(Figure dataset records)
↓↓↓

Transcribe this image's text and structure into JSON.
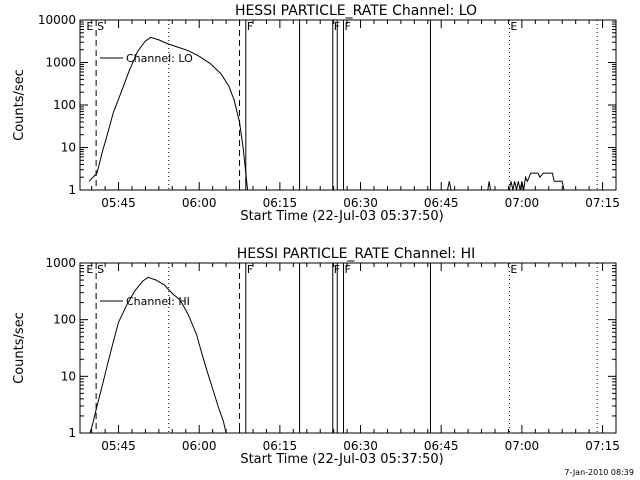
{
  "footer": "7-Jan-2010 08:39",
  "chart_data": [
    {
      "type": "line",
      "title": "HESSI PARTICLE_RATE Channel: LO",
      "xlabel": "Start Time (22-Jul-03 05:37:50)",
      "ylabel": "Counts/sec",
      "y_scale": "log",
      "ylim": [
        1,
        10000
      ],
      "xlim": [
        "05:37:50",
        "07:17:30"
      ],
      "x_ticks": [
        "05:45",
        "06:00",
        "06:15",
        "06:30",
        "06:45",
        "07:00",
        "07:15"
      ],
      "y_ticks": [
        "1",
        "10",
        "100",
        "1000",
        "10000"
      ],
      "legend": [
        "Channel: LO"
      ],
      "legend_position": "upper-left",
      "series": [
        {
          "values": [
            [
              "05:39:30",
              1.6
            ],
            [
              "05:41:00",
              2.5
            ],
            [
              "05:42:00",
              8
            ],
            [
              "05:43:00",
              22
            ],
            [
              "05:44:00",
              65
            ],
            [
              "05:45:30",
              200
            ],
            [
              "05:47:00",
              650
            ],
            [
              "05:48:30",
              1800
            ],
            [
              "05:50:00",
              3200
            ],
            [
              "05:51:00",
              3900
            ],
            [
              "05:52:30",
              3400
            ],
            [
              "05:54:00",
              2800
            ],
            [
              "05:56:00",
              2300
            ],
            [
              "05:58:00",
              1900
            ],
            [
              "06:00:00",
              1400
            ],
            [
              "06:02:00",
              950
            ],
            [
              "06:04:00",
              550
            ],
            [
              "06:05:30",
              280
            ],
            [
              "06:06:30",
              130
            ],
            [
              "06:07:30",
              40
            ],
            [
              "06:08:10",
              10
            ],
            [
              "06:08:40",
              2.5
            ],
            [
              "06:09:00",
              1
            ]
          ]
        },
        {
          "values": [
            [
              "06:46:10",
              1
            ],
            [
              "06:46:30",
              1.6
            ],
            [
              "06:46:50",
              1
            ],
            [
              "06:53:40",
              1
            ],
            [
              "06:53:55",
              1.6
            ],
            [
              "06:54:10",
              1
            ],
            [
              "06:57:40",
              1
            ],
            [
              "06:58:00",
              1.6
            ],
            [
              "06:58:20",
              1
            ],
            [
              "06:58:40",
              1.6
            ],
            [
              "06:59:00",
              1
            ],
            [
              "06:59:20",
              1.6
            ],
            [
              "06:59:40",
              1
            ],
            [
              "07:00:00",
              1.6
            ],
            [
              "07:00:20",
              1
            ],
            [
              "07:00:40",
              2
            ],
            [
              "07:01:00",
              1.6
            ],
            [
              "07:01:20",
              2
            ],
            [
              "07:01:40",
              2.5
            ],
            [
              "07:03:00",
              2.5
            ],
            [
              "07:03:20",
              2
            ],
            [
              "07:04:00",
              2.5
            ],
            [
              "07:05:40",
              2.5
            ],
            [
              "07:06:00",
              1.6
            ],
            [
              "07:07:30",
              1.6
            ],
            [
              "07:07:50",
              1
            ]
          ]
        }
      ],
      "solid_markers": [
        "06:08:40",
        "06:18:40",
        "06:24:50",
        "06:25:40",
        "06:26:50",
        "06:43:00"
      ],
      "dashed_markers": [
        "05:40:50",
        "06:07:30"
      ],
      "dotted_markers": [
        "05:54:20",
        "06:57:40",
        "07:14:00"
      ],
      "flags": [
        {
          "label": "E",
          "x": "05:38:50"
        },
        {
          "label": "S",
          "x": "05:40:50"
        },
        {
          "label": "F",
          "x": "06:08:40"
        },
        {
          "label": "F",
          "x": "06:24:50"
        },
        {
          "label": "F",
          "x": "06:26:50"
        },
        {
          "label": "E",
          "x": "06:57:40"
        }
      ]
    },
    {
      "type": "line",
      "title": "HESSI PARTICLE_RATE Channel: HI",
      "xlabel": "Start Time (22-Jul-03 05:37:50)",
      "ylabel": "Counts/sec",
      "y_scale": "log",
      "ylim": [
        1,
        1000
      ],
      "xlim": [
        "05:37:50",
        "07:17:30"
      ],
      "x_ticks": [
        "05:45",
        "06:00",
        "06:15",
        "06:30",
        "06:45",
        "07:00",
        "07:15"
      ],
      "y_ticks": [
        "1",
        "10",
        "100",
        "1000"
      ],
      "legend": [
        "Channel: HI"
      ],
      "legend_position": "upper-left",
      "series": [
        {
          "values": [
            [
              "05:39:40",
              1
            ],
            [
              "05:40:10",
              1.4
            ],
            [
              "05:41:00",
              3
            ],
            [
              "05:42:00",
              7
            ],
            [
              "05:43:00",
              17
            ],
            [
              "05:44:00",
              40
            ],
            [
              "05:45:00",
              90
            ],
            [
              "05:46:30",
              180
            ],
            [
              "05:48:00",
              320
            ],
            [
              "05:49:30",
              480
            ],
            [
              "05:50:30",
              560
            ],
            [
              "05:52:00",
              500
            ],
            [
              "05:53:30",
              410
            ],
            [
              "05:55:00",
              290
            ],
            [
              "05:56:30",
              220
            ],
            [
              "05:58:00",
              120
            ],
            [
              "05:59:30",
              55
            ],
            [
              "06:00:30",
              25
            ],
            [
              "06:01:30",
              12
            ],
            [
              "06:02:30",
              6
            ],
            [
              "06:03:30",
              3
            ],
            [
              "06:04:30",
              1.6
            ],
            [
              "06:05:00",
              1
            ]
          ]
        }
      ],
      "solid_markers": [
        "06:08:40",
        "06:18:40",
        "06:24:50",
        "06:25:40",
        "06:26:50",
        "06:43:00"
      ],
      "dashed_markers": [
        "05:40:50",
        "06:07:30"
      ],
      "dotted_markers": [
        "05:54:20",
        "06:57:40",
        "07:14:00"
      ],
      "flags": [
        {
          "label": "E",
          "x": "05:38:50"
        },
        {
          "label": "S",
          "x": "05:40:50"
        },
        {
          "label": "F",
          "x": "06:08:40"
        },
        {
          "label": "F",
          "x": "06:24:50"
        },
        {
          "label": "F",
          "x": "06:26:50"
        },
        {
          "label": "E",
          "x": "06:57:40"
        }
      ]
    }
  ]
}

↑↑↑

PROBLEM REQUIREMENTS → Look through the listing and extract every line with "Channel" in it.

THE ANSWER →
      "title": "HESSI PARTICLE_RATE Channel: LO",
        "Channel: LO"
      "title": "HESSI PARTICLE_RATE Channel: HI",
        "Channel: HI"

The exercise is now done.